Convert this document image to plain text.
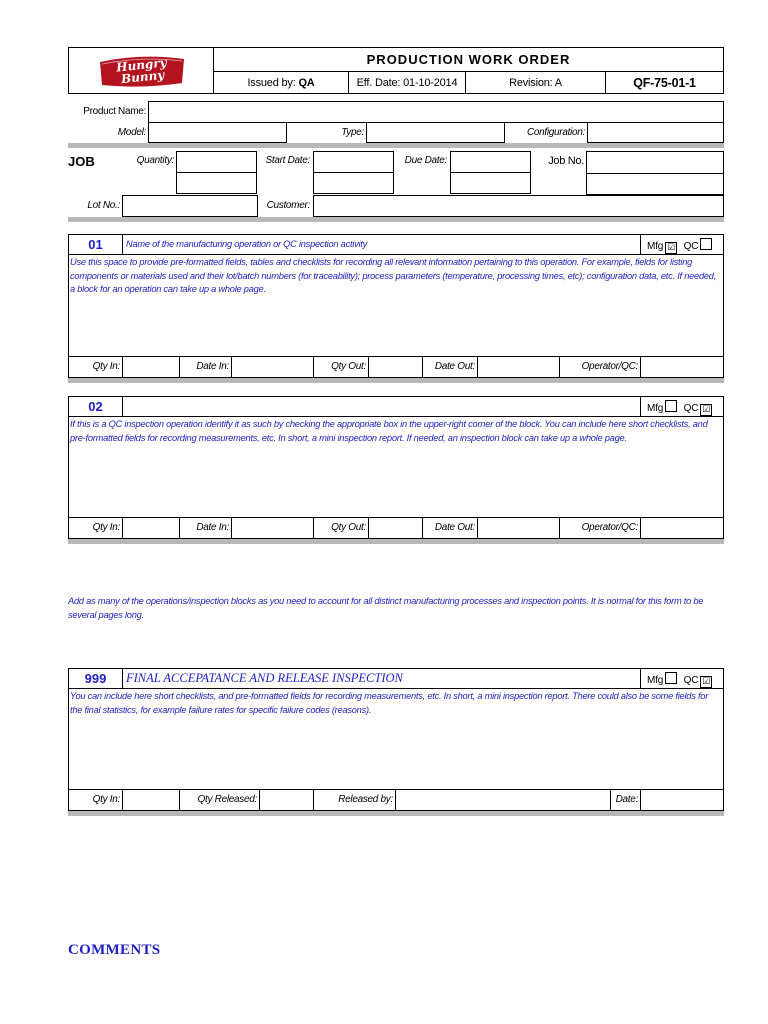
Hungry Bunny
PRODUCTION WORK ORDER
Issued by: QA	Eff. Date: 01-10-2014	Revision: A	QF-75-01-1
Product Name:
Model:	Type:	Configuration:
JOB	Quantity:	Start Date:	Due Date:	Job No.
Lot No.:	Customer:
01	Name of the manufacturing operation or QC inspection activity	Mfg ☑ QC
Use this space to provide pre-formatted fields, tables and checklists for recording all relevant information pertaining to this operation. For example, fields for listing components or materials used and their lot/batch numbers (for traceability); process parameters (temperature, processing times, etc); configuration data, etc. If needed, a block for an operation can take up a whole page.
Qty In:	Date In:	Qty Out:	Date Out:	Operator/QC:
02	Mfg QC ☑
If this is a QC inspection operation identify it as such by checking the appropriate box in the upper-right corner of the block. You can include here short checklists, and pre-formatted fields for recording measurements, etc. In short, a mini inspection report. If needed, an inspection block can take up a whole page.
Qty In:	Date In:	Qty Out:	Date Out:	Operator/QC:
Add as many of the operations/inspection blocks as you need to account for all distinct manufacturing processes and inspection points. It is normal for this form to be several pages long.
999	FINAL ACCEPATANCE AND RELEASE INSPECTION	Mfg QC ☑
You can include here short checklists, and pre-formatted fields for recording measurements, etc. In short, a mini inspection report. There could also be some fields for the final statistics, for example failure rates for specific failure codes (reasons).
Qty In:	Qty Released:	Released by:	Date:
COMMENTS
++++++++++
# Exercise instructions
Pictures stay out; repeat all the rest of the records exactly.

# Written solution
Convert this document image to plain text.
Hungry Bunny
PRODUCTION WORK ORDER
Issued by: QA	Eff. Date: 01-10-2014	Revision: A	QF-75-01-1
Product Name:
Model:	Type:	Configuration:
JOB	Quantity:	Start Date:	Due Date:	Job No.
Lot No.:	Customer:
01	Name of the manufacturing operation or QC inspection activity	Mfg ☑ QC
Use this space to provide pre-formatted fields, tables and checklists for recording all relevant information pertaining to this operation. For example, fields for listing components or materials used and their lot/batch numbers (for traceability); process parameters (temperature, processing times, etc); configuration data, etc. If needed, a block for an operation can take up a whole page.
Qty In:	Date In:	Qty Out:	Date Out:	Operator/QC:
02	Mfg QC ☑
If this is a QC inspection operation identify it as such by checking the appropriate box in the upper-right corner of the block. You can include here short checklists, and pre-formatted fields for recording measurements, etc. In short, a mini inspection report. If needed, an inspection block can take up a whole page.
Qty In:	Date In:	Qty Out:	Date Out:	Operator/QC:
Add as many of the operations/inspection blocks as you need to account for all distinct manufacturing processes and inspection points. It is normal for this form to be several pages long.
999	FINAL ACCEPATANCE AND RELEASE INSPECTION	Mfg QC ☑
You can include here short checklists, and pre-formatted fields for recording measurements, etc. In short, a mini inspection report. There could also be some fields for the final statistics, for example failure rates for specific failure codes (reasons).
Qty In:	Qty Released:	Released by:	Date:
COMMENTS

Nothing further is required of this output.